(Extracts from a graphics dataset)
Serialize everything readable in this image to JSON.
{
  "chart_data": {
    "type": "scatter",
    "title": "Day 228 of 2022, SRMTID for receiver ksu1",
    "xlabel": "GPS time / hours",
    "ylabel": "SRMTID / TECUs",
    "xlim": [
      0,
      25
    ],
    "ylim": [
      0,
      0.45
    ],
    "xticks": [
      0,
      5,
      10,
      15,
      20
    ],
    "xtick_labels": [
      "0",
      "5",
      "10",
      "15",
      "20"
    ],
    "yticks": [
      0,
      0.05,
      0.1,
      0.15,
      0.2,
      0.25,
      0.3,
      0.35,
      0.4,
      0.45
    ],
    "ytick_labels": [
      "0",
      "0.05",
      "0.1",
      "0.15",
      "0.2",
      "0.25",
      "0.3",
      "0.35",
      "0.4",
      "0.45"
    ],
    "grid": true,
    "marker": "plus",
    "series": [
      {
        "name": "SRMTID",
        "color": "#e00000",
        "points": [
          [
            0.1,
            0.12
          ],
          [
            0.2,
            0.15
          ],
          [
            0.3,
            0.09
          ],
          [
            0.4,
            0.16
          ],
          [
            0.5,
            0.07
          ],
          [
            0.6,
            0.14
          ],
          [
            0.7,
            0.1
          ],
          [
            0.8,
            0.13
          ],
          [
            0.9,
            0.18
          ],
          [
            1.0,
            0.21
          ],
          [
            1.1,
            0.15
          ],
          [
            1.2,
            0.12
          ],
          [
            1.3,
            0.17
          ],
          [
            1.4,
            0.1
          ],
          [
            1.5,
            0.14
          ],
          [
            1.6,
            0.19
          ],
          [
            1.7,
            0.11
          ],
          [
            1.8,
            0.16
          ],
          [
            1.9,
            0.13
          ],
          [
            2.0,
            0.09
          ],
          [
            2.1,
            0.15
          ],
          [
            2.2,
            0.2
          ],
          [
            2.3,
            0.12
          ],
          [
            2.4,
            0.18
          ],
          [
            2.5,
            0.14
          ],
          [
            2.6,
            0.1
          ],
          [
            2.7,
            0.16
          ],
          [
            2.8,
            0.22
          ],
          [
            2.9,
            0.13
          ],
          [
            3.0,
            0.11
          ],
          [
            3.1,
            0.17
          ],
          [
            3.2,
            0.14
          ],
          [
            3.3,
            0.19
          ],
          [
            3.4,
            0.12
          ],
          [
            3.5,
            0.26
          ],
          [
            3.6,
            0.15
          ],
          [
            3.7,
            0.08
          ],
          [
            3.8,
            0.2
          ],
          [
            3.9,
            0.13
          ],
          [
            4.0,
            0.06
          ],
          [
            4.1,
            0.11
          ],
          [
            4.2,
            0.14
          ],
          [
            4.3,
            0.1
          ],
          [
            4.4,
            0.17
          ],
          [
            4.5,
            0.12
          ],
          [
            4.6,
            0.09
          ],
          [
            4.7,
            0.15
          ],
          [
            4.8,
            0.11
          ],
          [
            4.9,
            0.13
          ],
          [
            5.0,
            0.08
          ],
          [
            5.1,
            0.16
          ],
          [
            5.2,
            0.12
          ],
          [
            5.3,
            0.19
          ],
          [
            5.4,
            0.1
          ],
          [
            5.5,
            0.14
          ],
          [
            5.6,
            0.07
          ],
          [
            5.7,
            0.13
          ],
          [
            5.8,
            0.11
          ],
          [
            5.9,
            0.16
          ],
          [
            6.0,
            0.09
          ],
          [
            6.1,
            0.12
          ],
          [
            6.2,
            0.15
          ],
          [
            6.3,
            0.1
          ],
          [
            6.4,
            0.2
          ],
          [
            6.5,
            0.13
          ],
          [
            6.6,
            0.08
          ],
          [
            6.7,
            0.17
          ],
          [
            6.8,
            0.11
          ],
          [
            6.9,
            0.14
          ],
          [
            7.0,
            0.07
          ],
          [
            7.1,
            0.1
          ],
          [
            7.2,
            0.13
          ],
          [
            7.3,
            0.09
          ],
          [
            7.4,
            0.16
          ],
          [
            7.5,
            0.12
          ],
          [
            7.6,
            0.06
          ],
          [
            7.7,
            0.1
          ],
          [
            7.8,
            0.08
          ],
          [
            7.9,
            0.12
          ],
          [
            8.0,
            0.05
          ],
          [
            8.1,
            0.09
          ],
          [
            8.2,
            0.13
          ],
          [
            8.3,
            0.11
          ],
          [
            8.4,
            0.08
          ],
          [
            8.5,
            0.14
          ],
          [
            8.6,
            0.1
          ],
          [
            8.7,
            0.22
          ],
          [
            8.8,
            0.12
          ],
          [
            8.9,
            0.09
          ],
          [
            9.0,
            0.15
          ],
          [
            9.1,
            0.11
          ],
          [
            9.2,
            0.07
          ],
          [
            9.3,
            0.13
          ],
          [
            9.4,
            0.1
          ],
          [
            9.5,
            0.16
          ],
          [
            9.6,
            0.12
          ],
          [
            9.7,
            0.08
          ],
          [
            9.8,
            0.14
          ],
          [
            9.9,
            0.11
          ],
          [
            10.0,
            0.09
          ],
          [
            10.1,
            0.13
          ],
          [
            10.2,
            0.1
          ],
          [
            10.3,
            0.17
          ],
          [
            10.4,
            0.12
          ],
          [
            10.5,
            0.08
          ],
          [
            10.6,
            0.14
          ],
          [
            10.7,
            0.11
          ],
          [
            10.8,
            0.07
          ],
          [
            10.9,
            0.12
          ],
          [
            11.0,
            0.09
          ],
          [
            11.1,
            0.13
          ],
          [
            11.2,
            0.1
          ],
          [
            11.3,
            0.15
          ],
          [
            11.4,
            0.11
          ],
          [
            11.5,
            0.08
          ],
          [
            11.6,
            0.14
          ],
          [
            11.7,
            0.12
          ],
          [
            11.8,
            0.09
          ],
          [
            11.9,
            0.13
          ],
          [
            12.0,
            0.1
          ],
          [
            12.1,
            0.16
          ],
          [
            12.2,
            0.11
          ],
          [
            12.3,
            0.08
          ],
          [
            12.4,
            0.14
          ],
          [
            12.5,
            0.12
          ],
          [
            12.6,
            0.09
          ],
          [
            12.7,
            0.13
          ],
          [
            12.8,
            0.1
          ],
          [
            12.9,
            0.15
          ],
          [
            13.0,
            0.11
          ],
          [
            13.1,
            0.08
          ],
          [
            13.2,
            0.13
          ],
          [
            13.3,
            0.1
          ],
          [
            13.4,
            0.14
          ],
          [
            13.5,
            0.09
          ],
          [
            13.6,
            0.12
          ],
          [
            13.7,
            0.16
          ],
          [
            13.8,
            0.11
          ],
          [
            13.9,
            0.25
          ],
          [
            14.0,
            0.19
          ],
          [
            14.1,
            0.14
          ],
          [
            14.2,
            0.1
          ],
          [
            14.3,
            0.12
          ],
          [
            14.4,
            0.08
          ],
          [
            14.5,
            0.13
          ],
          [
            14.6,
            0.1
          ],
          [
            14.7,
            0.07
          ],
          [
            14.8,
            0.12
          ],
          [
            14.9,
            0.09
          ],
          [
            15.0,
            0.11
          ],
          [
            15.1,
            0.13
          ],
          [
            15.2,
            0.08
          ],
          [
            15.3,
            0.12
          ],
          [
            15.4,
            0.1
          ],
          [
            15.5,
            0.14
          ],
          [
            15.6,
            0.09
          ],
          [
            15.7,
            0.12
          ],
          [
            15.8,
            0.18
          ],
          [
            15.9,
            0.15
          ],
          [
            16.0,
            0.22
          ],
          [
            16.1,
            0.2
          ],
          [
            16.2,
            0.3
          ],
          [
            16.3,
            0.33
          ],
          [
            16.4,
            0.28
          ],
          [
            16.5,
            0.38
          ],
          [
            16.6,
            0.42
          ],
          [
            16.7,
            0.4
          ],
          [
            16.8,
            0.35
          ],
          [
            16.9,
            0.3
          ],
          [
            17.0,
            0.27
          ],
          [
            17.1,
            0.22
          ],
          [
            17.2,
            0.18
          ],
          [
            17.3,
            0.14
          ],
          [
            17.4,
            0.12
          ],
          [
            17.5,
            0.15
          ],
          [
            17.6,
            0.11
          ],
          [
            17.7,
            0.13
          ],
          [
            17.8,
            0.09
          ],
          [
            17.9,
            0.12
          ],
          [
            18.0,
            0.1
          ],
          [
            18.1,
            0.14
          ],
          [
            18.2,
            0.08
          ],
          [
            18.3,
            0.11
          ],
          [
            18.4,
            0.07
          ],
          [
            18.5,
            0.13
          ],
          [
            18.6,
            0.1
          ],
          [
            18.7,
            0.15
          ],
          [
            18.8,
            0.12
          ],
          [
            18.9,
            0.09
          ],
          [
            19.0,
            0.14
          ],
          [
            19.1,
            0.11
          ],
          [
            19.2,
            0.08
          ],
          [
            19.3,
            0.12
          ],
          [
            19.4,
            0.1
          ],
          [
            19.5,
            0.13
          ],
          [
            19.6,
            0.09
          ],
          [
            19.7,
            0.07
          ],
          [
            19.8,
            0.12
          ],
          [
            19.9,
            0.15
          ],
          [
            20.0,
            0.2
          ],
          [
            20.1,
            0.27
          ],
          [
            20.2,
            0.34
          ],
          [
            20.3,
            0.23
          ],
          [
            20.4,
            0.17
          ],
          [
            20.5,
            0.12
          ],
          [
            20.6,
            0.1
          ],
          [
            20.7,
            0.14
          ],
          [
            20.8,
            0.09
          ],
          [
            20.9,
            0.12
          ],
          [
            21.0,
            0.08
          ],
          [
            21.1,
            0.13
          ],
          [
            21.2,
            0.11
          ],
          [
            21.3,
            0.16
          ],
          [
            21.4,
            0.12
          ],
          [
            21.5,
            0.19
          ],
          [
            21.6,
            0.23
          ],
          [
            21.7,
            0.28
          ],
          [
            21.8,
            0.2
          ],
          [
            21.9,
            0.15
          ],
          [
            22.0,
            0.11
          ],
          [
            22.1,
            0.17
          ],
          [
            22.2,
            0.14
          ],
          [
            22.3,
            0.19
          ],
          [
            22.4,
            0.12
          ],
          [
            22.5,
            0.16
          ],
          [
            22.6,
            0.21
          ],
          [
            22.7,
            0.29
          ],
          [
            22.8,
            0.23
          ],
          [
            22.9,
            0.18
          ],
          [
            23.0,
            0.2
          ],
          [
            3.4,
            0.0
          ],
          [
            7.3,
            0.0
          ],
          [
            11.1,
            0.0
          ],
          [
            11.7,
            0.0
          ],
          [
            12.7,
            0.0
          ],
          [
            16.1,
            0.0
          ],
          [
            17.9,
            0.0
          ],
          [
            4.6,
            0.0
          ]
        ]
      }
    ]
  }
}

## [REQUIRED WORK]
Locate all lines in the listing above with the word "SRMTID" and copy them.

## [SOLUTION TO THIS TASK]
    "title": "Day 228 of 2022, SRMTID for receiver ksu1",
    "ylabel": "SRMTID / TECUs",
        "name": "SRMTID",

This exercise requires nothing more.